> [Task brief] Below are the records. List every line holding the word "Rate".

> [A block of data]
[Begin]
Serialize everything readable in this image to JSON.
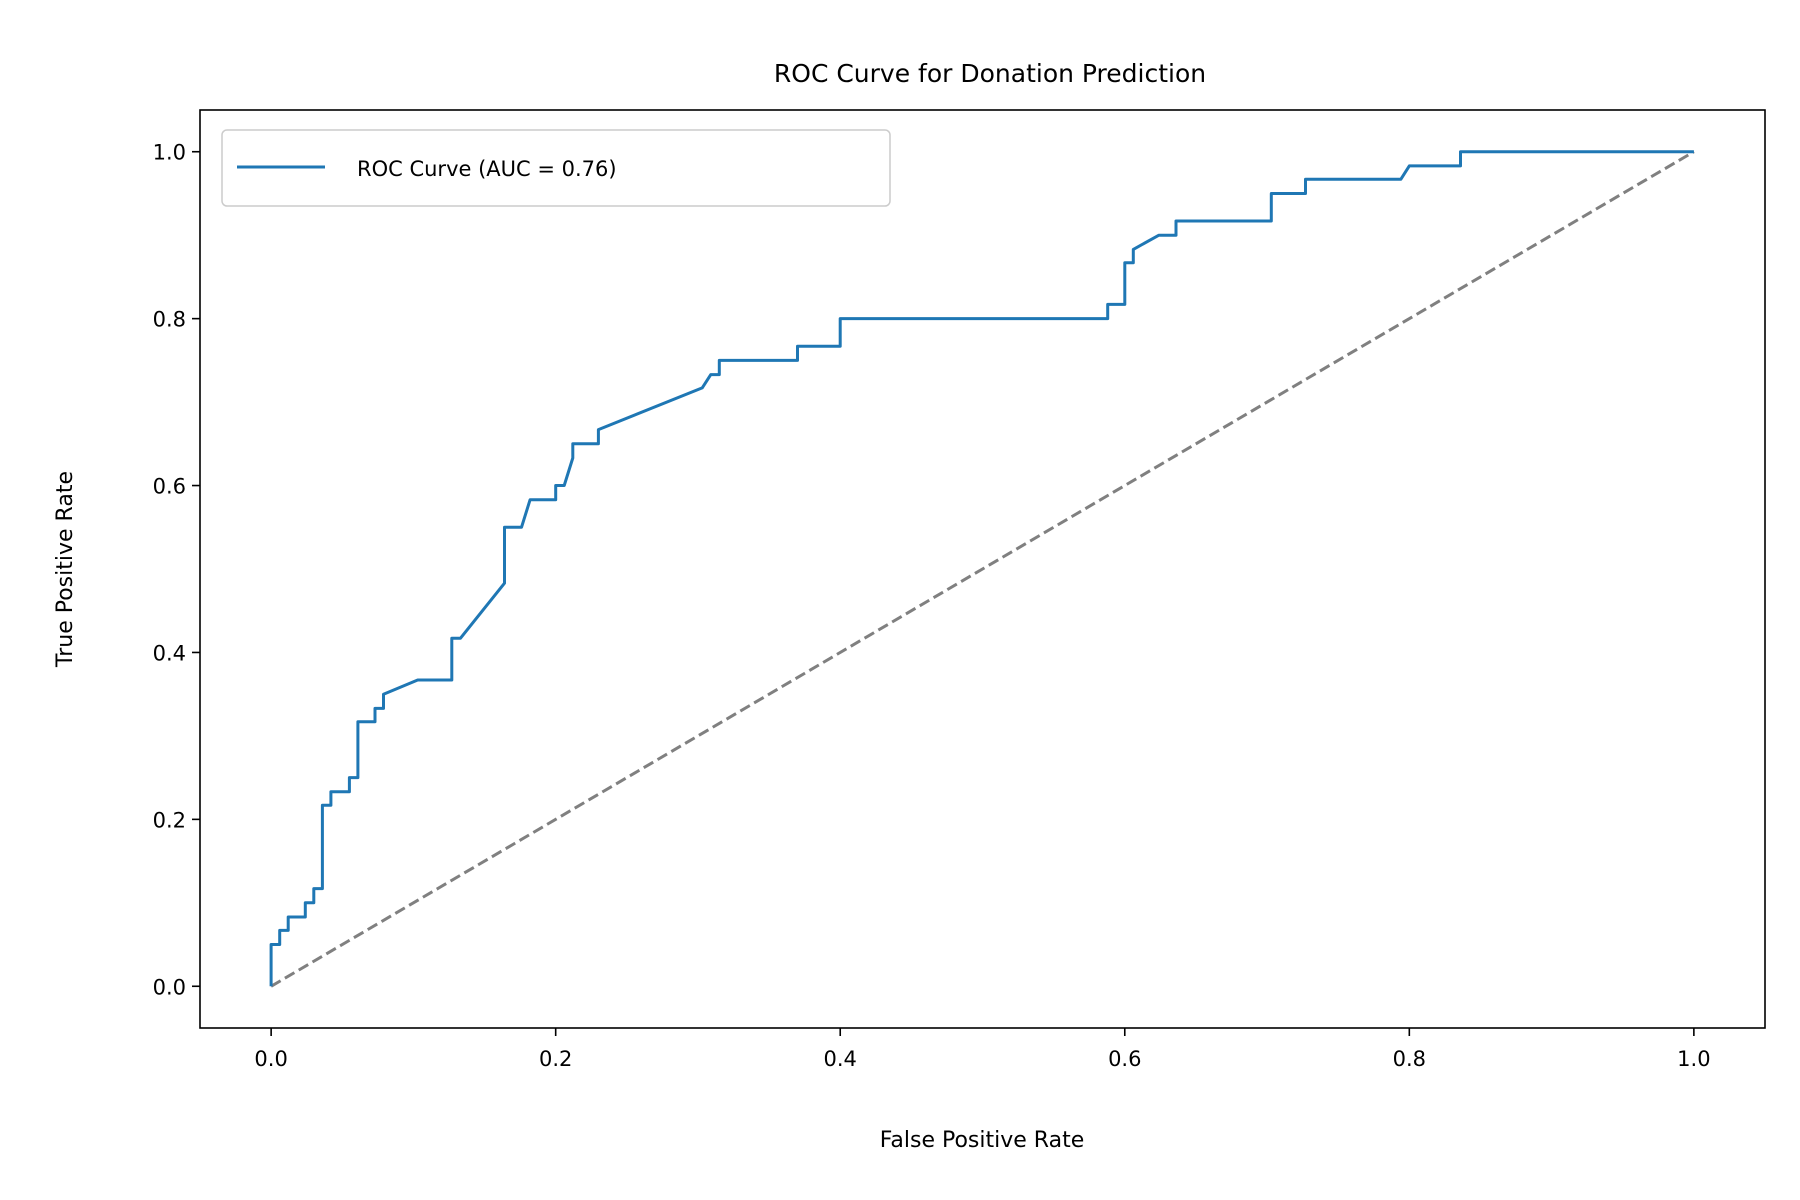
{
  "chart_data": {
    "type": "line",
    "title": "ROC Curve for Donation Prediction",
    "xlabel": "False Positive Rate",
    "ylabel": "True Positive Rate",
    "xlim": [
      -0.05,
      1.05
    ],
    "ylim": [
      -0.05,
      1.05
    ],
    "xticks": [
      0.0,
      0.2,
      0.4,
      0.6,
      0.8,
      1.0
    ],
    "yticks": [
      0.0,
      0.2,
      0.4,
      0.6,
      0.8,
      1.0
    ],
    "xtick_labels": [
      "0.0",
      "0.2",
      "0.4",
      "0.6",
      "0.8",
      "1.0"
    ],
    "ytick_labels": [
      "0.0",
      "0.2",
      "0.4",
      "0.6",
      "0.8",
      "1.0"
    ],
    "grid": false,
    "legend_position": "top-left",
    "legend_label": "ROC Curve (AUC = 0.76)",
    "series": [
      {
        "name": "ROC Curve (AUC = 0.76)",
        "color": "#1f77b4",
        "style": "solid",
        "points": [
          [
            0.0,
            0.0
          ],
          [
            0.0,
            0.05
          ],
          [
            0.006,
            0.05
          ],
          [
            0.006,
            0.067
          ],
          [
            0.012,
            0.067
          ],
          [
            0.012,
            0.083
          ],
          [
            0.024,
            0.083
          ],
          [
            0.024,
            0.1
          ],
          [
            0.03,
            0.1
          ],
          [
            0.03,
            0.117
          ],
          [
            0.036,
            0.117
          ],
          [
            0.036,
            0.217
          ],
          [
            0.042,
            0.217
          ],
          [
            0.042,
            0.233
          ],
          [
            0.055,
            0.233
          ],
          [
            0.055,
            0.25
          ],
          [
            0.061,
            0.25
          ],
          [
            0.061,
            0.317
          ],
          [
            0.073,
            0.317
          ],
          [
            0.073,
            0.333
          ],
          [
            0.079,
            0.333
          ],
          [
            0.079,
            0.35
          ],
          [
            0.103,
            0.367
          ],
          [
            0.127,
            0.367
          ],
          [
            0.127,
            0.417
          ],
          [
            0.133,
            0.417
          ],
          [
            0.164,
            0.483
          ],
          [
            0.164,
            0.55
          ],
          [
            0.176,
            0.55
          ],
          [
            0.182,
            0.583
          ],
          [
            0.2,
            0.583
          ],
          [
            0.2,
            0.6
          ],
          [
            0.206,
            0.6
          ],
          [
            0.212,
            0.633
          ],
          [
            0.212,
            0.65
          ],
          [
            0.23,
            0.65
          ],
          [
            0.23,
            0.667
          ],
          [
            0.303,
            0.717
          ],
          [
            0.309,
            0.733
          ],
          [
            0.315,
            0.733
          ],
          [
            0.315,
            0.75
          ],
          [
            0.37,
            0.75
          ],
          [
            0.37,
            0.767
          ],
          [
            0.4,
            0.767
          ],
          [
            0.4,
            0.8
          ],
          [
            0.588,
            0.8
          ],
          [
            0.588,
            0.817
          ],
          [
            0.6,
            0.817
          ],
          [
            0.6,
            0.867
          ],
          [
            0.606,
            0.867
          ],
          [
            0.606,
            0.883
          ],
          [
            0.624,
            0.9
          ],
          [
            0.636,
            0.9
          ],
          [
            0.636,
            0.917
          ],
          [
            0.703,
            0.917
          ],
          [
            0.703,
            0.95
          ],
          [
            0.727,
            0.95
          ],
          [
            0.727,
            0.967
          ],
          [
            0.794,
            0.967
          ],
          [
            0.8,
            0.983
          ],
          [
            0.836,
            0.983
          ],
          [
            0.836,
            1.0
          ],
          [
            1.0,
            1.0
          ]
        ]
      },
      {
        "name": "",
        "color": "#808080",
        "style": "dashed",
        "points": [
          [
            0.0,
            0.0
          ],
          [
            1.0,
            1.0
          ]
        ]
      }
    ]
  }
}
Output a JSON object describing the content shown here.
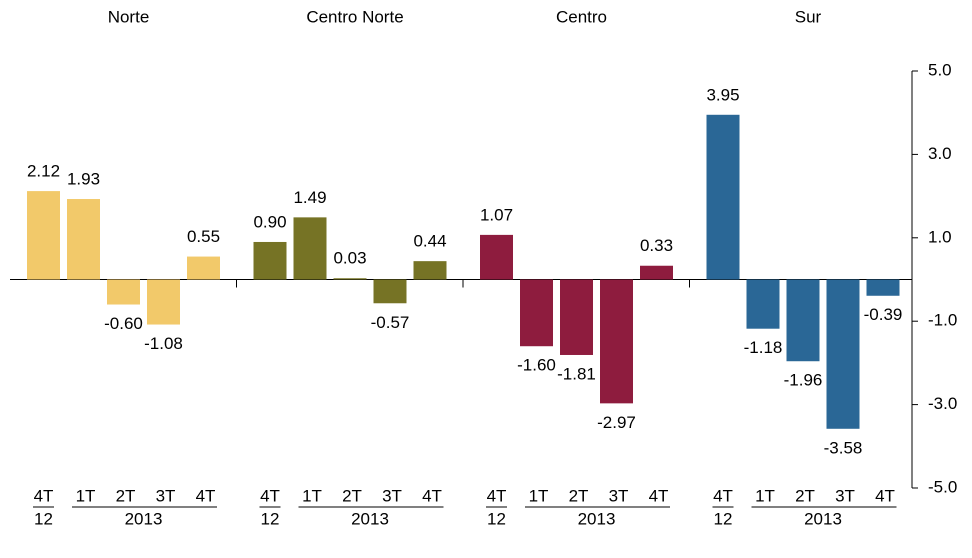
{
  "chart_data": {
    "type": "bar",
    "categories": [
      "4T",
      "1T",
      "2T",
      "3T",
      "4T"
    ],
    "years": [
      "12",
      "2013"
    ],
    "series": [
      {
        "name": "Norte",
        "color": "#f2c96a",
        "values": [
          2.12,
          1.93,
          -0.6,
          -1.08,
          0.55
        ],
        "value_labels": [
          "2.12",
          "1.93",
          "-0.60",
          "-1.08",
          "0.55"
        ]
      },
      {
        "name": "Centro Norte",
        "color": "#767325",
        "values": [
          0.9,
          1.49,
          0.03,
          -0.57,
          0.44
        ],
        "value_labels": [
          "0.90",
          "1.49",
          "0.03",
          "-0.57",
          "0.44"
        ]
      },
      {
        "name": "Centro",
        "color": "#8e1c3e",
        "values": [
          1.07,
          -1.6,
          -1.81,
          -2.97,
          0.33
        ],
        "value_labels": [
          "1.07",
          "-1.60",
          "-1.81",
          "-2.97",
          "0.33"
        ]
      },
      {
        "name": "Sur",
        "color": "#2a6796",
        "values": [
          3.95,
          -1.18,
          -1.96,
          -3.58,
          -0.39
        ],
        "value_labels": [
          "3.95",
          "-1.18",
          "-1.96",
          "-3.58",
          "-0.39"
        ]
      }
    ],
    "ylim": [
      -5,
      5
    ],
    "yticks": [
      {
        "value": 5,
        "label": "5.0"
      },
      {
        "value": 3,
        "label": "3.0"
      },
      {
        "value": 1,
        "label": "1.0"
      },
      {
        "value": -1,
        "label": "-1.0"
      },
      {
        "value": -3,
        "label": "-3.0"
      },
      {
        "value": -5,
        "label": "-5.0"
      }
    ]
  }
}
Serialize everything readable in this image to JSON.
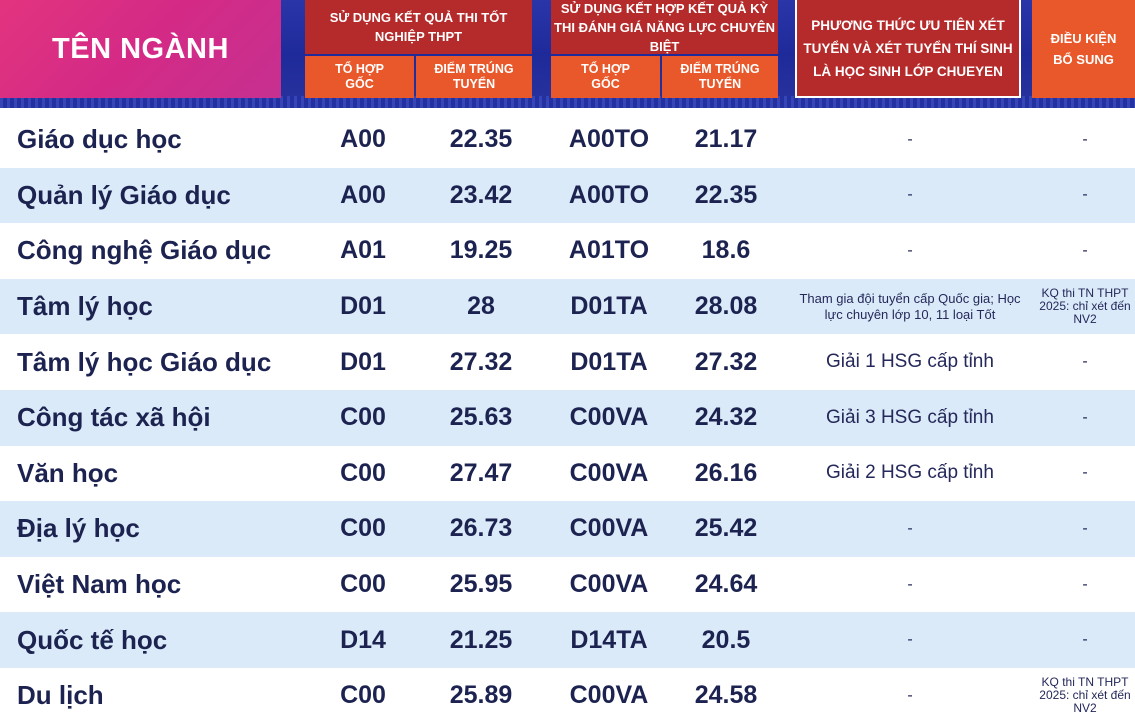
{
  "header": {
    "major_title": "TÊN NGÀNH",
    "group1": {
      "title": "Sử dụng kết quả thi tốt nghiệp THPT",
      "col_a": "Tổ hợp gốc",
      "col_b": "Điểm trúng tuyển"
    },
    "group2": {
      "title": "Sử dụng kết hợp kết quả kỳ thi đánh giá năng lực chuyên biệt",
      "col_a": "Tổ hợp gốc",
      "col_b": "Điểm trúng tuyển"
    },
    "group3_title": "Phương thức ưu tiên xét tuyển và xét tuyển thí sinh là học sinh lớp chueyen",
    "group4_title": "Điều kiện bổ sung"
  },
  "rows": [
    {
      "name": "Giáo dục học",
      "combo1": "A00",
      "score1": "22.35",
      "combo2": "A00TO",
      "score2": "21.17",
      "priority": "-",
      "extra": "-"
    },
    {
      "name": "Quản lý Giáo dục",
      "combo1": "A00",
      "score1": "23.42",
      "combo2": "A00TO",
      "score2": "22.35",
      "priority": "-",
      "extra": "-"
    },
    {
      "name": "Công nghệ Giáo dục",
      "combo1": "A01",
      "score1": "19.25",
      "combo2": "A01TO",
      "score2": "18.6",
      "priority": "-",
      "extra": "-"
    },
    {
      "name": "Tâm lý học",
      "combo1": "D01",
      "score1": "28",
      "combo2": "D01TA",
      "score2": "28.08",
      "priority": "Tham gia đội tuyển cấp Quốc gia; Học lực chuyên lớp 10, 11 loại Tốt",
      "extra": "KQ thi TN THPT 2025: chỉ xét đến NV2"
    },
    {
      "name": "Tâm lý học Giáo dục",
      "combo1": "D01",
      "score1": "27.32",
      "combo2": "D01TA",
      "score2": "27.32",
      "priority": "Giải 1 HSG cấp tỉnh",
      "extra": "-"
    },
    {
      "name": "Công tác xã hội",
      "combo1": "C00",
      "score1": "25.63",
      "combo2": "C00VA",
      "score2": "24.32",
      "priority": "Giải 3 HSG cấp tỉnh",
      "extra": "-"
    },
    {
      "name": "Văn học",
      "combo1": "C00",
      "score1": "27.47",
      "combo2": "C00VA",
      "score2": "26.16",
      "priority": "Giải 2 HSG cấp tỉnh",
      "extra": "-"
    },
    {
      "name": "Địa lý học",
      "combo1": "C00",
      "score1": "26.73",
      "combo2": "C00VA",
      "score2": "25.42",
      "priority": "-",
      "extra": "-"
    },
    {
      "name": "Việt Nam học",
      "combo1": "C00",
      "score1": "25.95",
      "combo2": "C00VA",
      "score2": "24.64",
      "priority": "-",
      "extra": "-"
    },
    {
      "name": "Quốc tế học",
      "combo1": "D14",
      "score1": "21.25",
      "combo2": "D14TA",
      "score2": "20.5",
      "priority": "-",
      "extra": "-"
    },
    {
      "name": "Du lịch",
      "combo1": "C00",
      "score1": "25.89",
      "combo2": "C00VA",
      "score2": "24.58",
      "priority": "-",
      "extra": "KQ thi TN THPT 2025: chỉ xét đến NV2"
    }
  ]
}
[End]
> [Complete output]
    "xlabel": "False Positive Rate",
    "ylabel": "True Positive Rate",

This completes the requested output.